● **PROBLEM DESCRIPTION**
Repeat the material verbatim and drop the pictures.

☆ ☆ ☆

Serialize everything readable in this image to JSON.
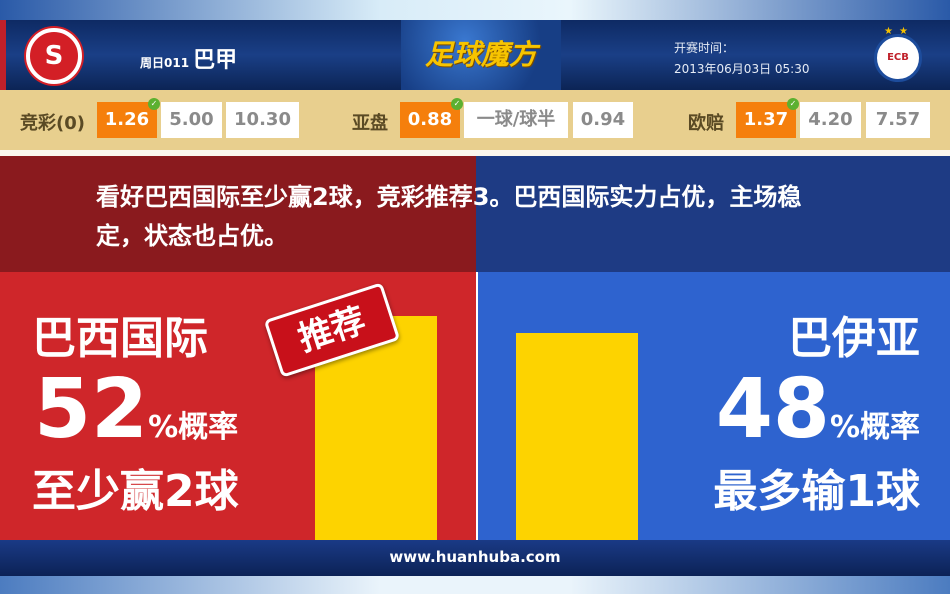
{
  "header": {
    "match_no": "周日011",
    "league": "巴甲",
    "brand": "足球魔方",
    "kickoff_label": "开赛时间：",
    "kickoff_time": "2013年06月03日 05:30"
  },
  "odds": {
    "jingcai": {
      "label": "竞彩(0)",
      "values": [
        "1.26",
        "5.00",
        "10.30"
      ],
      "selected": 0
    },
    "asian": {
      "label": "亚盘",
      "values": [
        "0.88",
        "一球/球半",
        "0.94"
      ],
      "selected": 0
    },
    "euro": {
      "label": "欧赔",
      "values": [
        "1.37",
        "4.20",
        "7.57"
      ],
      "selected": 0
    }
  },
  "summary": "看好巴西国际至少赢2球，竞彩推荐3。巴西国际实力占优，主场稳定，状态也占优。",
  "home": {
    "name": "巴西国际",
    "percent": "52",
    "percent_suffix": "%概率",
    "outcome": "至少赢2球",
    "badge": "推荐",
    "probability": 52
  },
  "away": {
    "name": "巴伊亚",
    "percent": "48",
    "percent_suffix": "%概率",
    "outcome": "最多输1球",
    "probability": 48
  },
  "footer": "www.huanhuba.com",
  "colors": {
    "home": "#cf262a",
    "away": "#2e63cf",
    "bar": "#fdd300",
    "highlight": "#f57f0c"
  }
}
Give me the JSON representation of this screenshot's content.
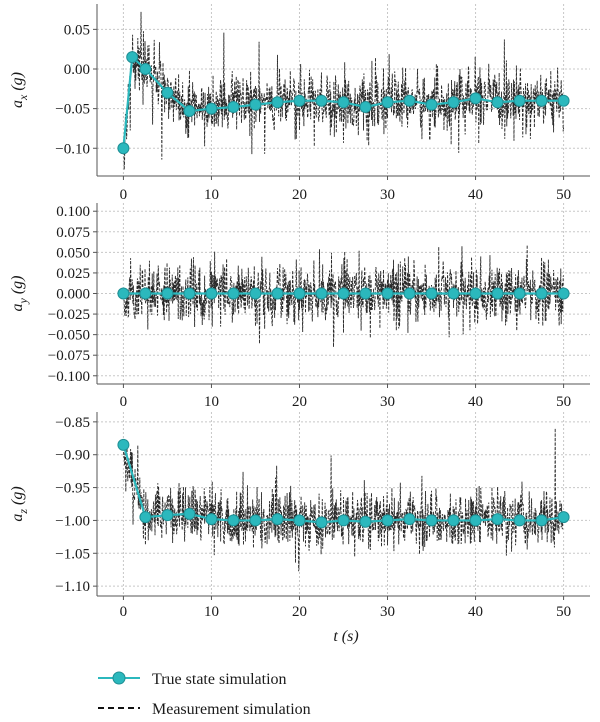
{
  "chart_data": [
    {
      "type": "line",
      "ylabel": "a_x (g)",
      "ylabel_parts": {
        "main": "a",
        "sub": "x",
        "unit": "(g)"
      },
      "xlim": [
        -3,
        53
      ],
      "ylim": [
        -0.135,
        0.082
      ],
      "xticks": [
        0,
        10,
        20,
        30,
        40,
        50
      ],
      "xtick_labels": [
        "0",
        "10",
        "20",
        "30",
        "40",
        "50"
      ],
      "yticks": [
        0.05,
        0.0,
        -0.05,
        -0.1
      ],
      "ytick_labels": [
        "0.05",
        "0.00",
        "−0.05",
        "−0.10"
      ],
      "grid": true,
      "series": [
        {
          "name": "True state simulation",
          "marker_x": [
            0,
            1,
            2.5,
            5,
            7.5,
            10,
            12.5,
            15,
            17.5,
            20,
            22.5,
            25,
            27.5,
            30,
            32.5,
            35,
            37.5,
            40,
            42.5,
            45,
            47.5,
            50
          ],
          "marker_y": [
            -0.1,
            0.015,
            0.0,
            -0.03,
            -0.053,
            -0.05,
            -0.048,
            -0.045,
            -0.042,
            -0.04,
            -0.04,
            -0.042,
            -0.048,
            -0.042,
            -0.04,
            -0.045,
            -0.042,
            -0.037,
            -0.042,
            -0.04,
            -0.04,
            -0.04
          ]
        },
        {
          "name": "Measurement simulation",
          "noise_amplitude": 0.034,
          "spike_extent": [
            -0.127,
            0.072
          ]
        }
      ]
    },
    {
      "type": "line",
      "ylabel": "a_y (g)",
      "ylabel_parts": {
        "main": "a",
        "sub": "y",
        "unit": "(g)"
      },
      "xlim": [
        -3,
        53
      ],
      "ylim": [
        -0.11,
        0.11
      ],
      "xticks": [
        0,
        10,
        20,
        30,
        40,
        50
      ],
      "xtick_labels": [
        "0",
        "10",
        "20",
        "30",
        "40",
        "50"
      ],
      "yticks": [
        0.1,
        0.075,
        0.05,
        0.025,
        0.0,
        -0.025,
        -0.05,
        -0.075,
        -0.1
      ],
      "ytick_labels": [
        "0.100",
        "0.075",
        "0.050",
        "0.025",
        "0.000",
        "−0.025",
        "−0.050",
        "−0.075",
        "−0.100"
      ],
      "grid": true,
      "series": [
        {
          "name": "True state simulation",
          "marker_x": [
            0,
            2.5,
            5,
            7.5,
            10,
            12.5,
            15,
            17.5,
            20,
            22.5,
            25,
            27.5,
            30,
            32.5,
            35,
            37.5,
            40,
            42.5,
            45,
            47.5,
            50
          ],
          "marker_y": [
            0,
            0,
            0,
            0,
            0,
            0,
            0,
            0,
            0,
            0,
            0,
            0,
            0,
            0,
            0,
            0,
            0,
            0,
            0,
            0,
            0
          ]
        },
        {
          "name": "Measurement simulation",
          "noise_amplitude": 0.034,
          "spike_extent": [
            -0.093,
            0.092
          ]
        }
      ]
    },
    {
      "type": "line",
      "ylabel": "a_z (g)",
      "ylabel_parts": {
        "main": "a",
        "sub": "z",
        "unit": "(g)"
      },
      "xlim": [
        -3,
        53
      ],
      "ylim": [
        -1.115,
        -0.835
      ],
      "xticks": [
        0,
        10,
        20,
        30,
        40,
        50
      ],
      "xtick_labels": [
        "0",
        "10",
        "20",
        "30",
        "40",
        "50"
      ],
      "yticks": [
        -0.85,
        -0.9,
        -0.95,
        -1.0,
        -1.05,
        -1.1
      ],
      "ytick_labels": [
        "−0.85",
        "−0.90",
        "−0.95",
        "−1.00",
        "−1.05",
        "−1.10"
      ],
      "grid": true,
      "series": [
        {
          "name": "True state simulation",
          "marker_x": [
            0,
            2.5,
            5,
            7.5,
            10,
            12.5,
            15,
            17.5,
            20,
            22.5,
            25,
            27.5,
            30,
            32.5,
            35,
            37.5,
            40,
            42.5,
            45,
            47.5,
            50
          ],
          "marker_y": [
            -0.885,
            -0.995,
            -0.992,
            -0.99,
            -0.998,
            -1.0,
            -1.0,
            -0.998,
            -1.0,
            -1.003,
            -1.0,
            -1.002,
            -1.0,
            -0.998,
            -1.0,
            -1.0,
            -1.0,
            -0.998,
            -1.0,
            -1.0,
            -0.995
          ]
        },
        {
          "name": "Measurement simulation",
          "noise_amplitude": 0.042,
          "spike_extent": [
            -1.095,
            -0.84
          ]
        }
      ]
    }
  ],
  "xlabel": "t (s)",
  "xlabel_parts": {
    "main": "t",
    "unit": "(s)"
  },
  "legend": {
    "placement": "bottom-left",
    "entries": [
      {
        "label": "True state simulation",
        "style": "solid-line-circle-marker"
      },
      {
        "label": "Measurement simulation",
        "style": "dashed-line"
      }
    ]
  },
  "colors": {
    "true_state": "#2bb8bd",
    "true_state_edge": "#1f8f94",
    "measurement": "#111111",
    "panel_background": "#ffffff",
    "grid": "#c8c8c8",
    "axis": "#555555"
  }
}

☆ ☆ ☆

● **WRITTEN RESPONSE**
Serialize everything readable in this image to JSON.
{
  "header": {
    "match_no": "周日011",
    "league": "巴甲",
    "brand": "足球魔方",
    "kickoff_label": "开赛时间：",
    "kickoff_time": "2013年06月03日 05:30"
  },
  "odds": {
    "jingcai": {
      "label": "竞彩(0)",
      "values": [
        "1.26",
        "5.00",
        "10.30"
      ],
      "selected": 0
    },
    "asian": {
      "label": "亚盘",
      "values": [
        "0.88",
        "一球/球半",
        "0.94"
      ],
      "selected": 0
    },
    "euro": {
      "label": "欧赔",
      "values": [
        "1.37",
        "4.20",
        "7.57"
      ],
      "selected": 0
    }
  },
  "summary": "看好巴西国际至少赢2球，竞彩推荐3。巴西国际实力占优，主场稳定，状态也占优。",
  "home": {
    "name": "巴西国际",
    "percent": "52",
    "percent_suffix": "%概率",
    "outcome": "至少赢2球",
    "badge": "推荐",
    "probability": 52
  },
  "away": {
    "name": "巴伊亚",
    "percent": "48",
    "percent_suffix": "%概率",
    "outcome": "最多输1球",
    "probability": 48
  },
  "footer": "www.huanhuba.com",
  "colors": {
    "home": "#cf262a",
    "away": "#2e63cf",
    "bar": "#fdd300",
    "highlight": "#f57f0c"
  }
}
Give me the JSON representation of this screenshot's content.
{
  "chart_data": [
    {
      "type": "line",
      "ylabel": "a_x (g)",
      "ylabel_parts": {
        "main": "a",
        "sub": "x",
        "unit": "(g)"
      },
      "xlim": [
        -3,
        53
      ],
      "ylim": [
        -0.135,
        0.082
      ],
      "xticks": [
        0,
        10,
        20,
        30,
        40,
        50
      ],
      "xtick_labels": [
        "0",
        "10",
        "20",
        "30",
        "40",
        "50"
      ],
      "yticks": [
        0.05,
        0.0,
        -0.05,
        -0.1
      ],
      "ytick_labels": [
        "0.05",
        "0.00",
        "−0.05",
        "−0.10"
      ],
      "grid": true,
      "series": [
        {
          "name": "True state simulation",
          "marker_x": [
            0,
            1,
            2.5,
            5,
            7.5,
            10,
            12.5,
            15,
            17.5,
            20,
            22.5,
            25,
            27.5,
            30,
            32.5,
            35,
            37.5,
            40,
            42.5,
            45,
            47.5,
            50
          ],
          "marker_y": [
            -0.1,
            0.015,
            0.0,
            -0.03,
            -0.053,
            -0.05,
            -0.048,
            -0.045,
            -0.042,
            -0.04,
            -0.04,
            -0.042,
            -0.048,
            -0.042,
            -0.04,
            -0.045,
            -0.042,
            -0.037,
            -0.042,
            -0.04,
            -0.04,
            -0.04
          ]
        },
        {
          "name": "Measurement simulation",
          "noise_amplitude": 0.034,
          "spike_extent": [
            -0.127,
            0.072
          ]
        }
      ]
    },
    {
      "type": "line",
      "ylabel": "a_y (g)",
      "ylabel_parts": {
        "main": "a",
        "sub": "y",
        "unit": "(g)"
      },
      "xlim": [
        -3,
        53
      ],
      "ylim": [
        -0.11,
        0.11
      ],
      "xticks": [
        0,
        10,
        20,
        30,
        40,
        50
      ],
      "xtick_labels": [
        "0",
        "10",
        "20",
        "30",
        "40",
        "50"
      ],
      "yticks": [
        0.1,
        0.075,
        0.05,
        0.025,
        0.0,
        -0.025,
        -0.05,
        -0.075,
        -0.1
      ],
      "ytick_labels": [
        "0.100",
        "0.075",
        "0.050",
        "0.025",
        "0.000",
        "−0.025",
        "−0.050",
        "−0.075",
        "−0.100"
      ],
      "grid": true,
      "series": [
        {
          "name": "True state simulation",
          "marker_x": [
            0,
            2.5,
            5,
            7.5,
            10,
            12.5,
            15,
            17.5,
            20,
            22.5,
            25,
            27.5,
            30,
            32.5,
            35,
            37.5,
            40,
            42.5,
            45,
            47.5,
            50
          ],
          "marker_y": [
            0,
            0,
            0,
            0,
            0,
            0,
            0,
            0,
            0,
            0,
            0,
            0,
            0,
            0,
            0,
            0,
            0,
            0,
            0,
            0,
            0
          ]
        },
        {
          "name": "Measurement simulation",
          "noise_amplitude": 0.034,
          "spike_extent": [
            -0.093,
            0.092
          ]
        }
      ]
    },
    {
      "type": "line",
      "ylabel": "a_z (g)",
      "ylabel_parts": {
        "main": "a",
        "sub": "z",
        "unit": "(g)"
      },
      "xlim": [
        -3,
        53
      ],
      "ylim": [
        -1.115,
        -0.835
      ],
      "xticks": [
        0,
        10,
        20,
        30,
        40,
        50
      ],
      "xtick_labels": [
        "0",
        "10",
        "20",
        "30",
        "40",
        "50"
      ],
      "yticks": [
        -0.85,
        -0.9,
        -0.95,
        -1.0,
        -1.05,
        -1.1
      ],
      "ytick_labels": [
        "−0.85",
        "−0.90",
        "−0.95",
        "−1.00",
        "−1.05",
        "−1.10"
      ],
      "grid": true,
      "series": [
        {
          "name": "True state simulation",
          "marker_x": [
            0,
            2.5,
            5,
            7.5,
            10,
            12.5,
            15,
            17.5,
            20,
            22.5,
            25,
            27.5,
            30,
            32.5,
            35,
            37.5,
            40,
            42.5,
            45,
            47.5,
            50
          ],
          "marker_y": [
            -0.885,
            -0.995,
            -0.992,
            -0.99,
            -0.998,
            -1.0,
            -1.0,
            -0.998,
            -1.0,
            -1.003,
            -1.0,
            -1.002,
            -1.0,
            -0.998,
            -1.0,
            -1.0,
            -1.0,
            -0.998,
            -1.0,
            -1.0,
            -0.995
          ]
        },
        {
          "name": "Measurement simulation",
          "noise_amplitude": 0.042,
          "spike_extent": [
            -1.095,
            -0.84
          ]
        }
      ]
    }
  ],
  "xlabel": "t (s)",
  "xlabel_parts": {
    "main": "t",
    "unit": "(s)"
  },
  "legend": {
    "placement": "bottom-left",
    "entries": [
      {
        "label": "True state simulation",
        "style": "solid-line-circle-marker"
      },
      {
        "label": "Measurement simulation",
        "style": "dashed-line"
      }
    ]
  },
  "colors": {
    "true_state": "#2bb8bd",
    "true_state_edge": "#1f8f94",
    "measurement": "#111111",
    "panel_background": "#ffffff",
    "grid": "#c8c8c8",
    "axis": "#555555"
  }
}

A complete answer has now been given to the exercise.